Exercise objective
Write the records below out again exactly as given, with no images.

▽

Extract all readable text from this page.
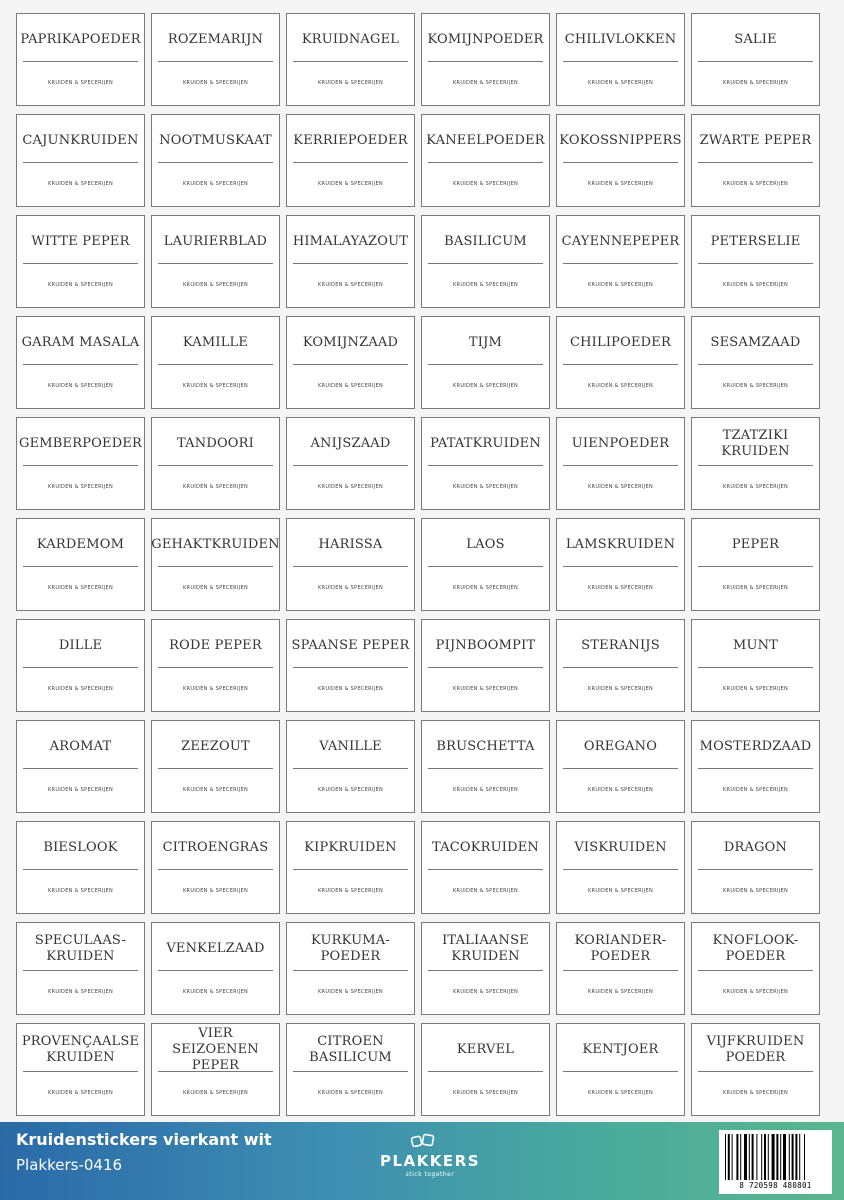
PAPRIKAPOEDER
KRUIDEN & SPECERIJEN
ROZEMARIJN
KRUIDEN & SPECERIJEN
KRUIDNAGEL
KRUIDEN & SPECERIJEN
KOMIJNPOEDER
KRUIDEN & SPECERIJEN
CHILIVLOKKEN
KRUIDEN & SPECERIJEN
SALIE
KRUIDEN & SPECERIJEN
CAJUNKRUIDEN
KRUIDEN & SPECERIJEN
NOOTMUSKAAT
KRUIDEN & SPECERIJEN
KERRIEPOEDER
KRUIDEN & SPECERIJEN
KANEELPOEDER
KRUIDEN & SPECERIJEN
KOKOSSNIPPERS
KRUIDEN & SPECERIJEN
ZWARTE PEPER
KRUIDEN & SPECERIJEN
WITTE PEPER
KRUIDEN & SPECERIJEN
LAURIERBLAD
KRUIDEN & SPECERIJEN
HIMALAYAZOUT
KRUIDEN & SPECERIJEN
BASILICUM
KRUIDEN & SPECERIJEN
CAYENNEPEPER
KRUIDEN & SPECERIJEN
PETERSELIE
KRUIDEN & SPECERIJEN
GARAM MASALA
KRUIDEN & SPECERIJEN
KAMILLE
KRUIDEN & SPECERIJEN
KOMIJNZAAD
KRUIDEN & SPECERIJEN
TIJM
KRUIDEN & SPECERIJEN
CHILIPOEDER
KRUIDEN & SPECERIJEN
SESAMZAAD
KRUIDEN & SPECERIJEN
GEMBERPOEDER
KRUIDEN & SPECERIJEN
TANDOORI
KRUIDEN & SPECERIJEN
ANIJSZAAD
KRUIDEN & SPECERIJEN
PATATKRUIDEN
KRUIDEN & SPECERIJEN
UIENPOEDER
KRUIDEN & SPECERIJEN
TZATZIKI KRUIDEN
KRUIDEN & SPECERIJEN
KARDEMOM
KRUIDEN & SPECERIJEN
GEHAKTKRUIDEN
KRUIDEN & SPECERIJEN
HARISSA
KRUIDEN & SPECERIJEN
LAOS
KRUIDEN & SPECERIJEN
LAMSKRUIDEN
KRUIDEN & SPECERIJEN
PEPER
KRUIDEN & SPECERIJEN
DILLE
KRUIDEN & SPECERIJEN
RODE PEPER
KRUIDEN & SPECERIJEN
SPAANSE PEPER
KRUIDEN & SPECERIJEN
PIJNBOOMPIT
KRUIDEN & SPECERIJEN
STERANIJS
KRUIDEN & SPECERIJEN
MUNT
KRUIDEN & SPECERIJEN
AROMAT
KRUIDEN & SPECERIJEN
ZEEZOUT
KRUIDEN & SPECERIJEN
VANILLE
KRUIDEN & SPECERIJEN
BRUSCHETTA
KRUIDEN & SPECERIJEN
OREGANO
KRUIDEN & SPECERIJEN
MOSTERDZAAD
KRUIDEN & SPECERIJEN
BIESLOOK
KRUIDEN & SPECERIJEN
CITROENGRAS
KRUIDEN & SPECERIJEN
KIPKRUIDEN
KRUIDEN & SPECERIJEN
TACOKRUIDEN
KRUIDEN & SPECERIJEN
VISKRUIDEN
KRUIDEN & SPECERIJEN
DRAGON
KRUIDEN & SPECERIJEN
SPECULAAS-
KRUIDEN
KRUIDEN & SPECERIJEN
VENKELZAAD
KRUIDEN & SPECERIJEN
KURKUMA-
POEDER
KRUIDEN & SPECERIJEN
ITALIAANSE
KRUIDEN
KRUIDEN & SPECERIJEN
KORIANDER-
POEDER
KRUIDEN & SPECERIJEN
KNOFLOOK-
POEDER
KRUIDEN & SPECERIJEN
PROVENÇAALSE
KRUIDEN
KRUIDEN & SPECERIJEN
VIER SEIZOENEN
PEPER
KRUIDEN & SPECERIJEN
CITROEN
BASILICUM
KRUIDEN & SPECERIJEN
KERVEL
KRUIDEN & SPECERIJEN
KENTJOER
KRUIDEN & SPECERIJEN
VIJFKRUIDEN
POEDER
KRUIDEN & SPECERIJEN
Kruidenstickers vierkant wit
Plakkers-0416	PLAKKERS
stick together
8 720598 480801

△

Written solution
Extract all readable text from this page.
PAPRIKAPOEDER
KRUIDEN & SPECERIJEN
ROZEMARIJN
KRUIDEN & SPECERIJEN
KRUIDNAGEL
KRUIDEN & SPECERIJEN
KOMIJNPOEDER
KRUIDEN & SPECERIJEN
CHILIVLOKKEN
KRUIDEN & SPECERIJEN
SALIE
KRUIDEN & SPECERIJEN
CAJUNKRUIDEN
KRUIDEN & SPECERIJEN
NOOTMUSKAAT
KRUIDEN & SPECERIJEN
KERRIEPOEDER
KRUIDEN & SPECERIJEN
KANEELPOEDER
KRUIDEN & SPECERIJEN
KOKOSSNIPPERS
KRUIDEN & SPECERIJEN
ZWARTE PEPER
KRUIDEN & SPECERIJEN
WITTE PEPER
KRUIDEN & SPECERIJEN
LAURIERBLAD
KRUIDEN & SPECERIJEN
HIMALAYAZOUT
KRUIDEN & SPECERIJEN
BASILICUM
KRUIDEN & SPECERIJEN
CAYENNEPEPER
KRUIDEN & SPECERIJEN
PETERSELIE
KRUIDEN & SPECERIJEN
GARAM MASALA
KRUIDEN & SPECERIJEN
KAMILLE
KRUIDEN & SPECERIJEN
KOMIJNZAAD
KRUIDEN & SPECERIJEN
TIJM
KRUIDEN & SPECERIJEN
CHILIPOEDER
KRUIDEN & SPECERIJEN
SESAMZAAD
KRUIDEN & SPECERIJEN
GEMBERPOEDER
KRUIDEN & SPECERIJEN
TANDOORI
KRUIDEN & SPECERIJEN
ANIJSZAAD
KRUIDEN & SPECERIJEN
PATATKRUIDEN
KRUIDEN & SPECERIJEN
UIENPOEDER
KRUIDEN & SPECERIJEN
TZATZIKI KRUIDEN
KRUIDEN & SPECERIJEN
KARDEMOM
KRUIDEN & SPECERIJEN
GEHAKTKRUIDEN
KRUIDEN & SPECERIJEN
HARISSA
KRUIDEN & SPECERIJEN
LAOS
KRUIDEN & SPECERIJEN
LAMSKRUIDEN
KRUIDEN & SPECERIJEN
PEPER
KRUIDEN & SPECERIJEN
DILLE
KRUIDEN & SPECERIJEN
RODE PEPER
KRUIDEN & SPECERIJEN
SPAANSE PEPER
KRUIDEN & SPECERIJEN
PIJNBOOMPIT
KRUIDEN & SPECERIJEN
STERANIJS
KRUIDEN & SPECERIJEN
MUNT
KRUIDEN & SPECERIJEN
AROMAT
KRUIDEN & SPECERIJEN
ZEEZOUT
KRUIDEN & SPECERIJEN
VANILLE
KRUIDEN & SPECERIJEN
BRUSCHETTA
KRUIDEN & SPECERIJEN
OREGANO
KRUIDEN & SPECERIJEN
MOSTERDZAAD
KRUIDEN & SPECERIJEN
BIESLOOK
KRUIDEN & SPECERIJEN
CITROENGRAS
KRUIDEN & SPECERIJEN
KIPKRUIDEN
KRUIDEN & SPECERIJEN
TACOKRUIDEN
KRUIDEN & SPECERIJEN
VISKRUIDEN
KRUIDEN & SPECERIJEN
DRAGON
KRUIDEN & SPECERIJEN
SPECULAAS-
KRUIDEN
KRUIDEN & SPECERIJEN
VENKELZAAD
KRUIDEN & SPECERIJEN
KURKUMA-
POEDER
KRUIDEN & SPECERIJEN
ITALIAANSE
KRUIDEN
KRUIDEN & SPECERIJEN
KORIANDER-
POEDER
KRUIDEN & SPECERIJEN
KNOFLOOK-
POEDER
KRUIDEN & SPECERIJEN
PROVENÇAALSE
KRUIDEN
KRUIDEN & SPECERIJEN
VIER SEIZOENEN
PEPER
KRUIDEN & SPECERIJEN
CITROEN
BASILICUM
KRUIDEN & SPECERIJEN
KERVEL
KRUIDEN & SPECERIJEN
KENTJOER
KRUIDEN & SPECERIJEN
VIJFKRUIDEN
POEDER
KRUIDEN & SPECERIJEN
Kruidenstickers vierkant wit
Plakkers-0416	PLAKKERS
stick together
8 720598 480801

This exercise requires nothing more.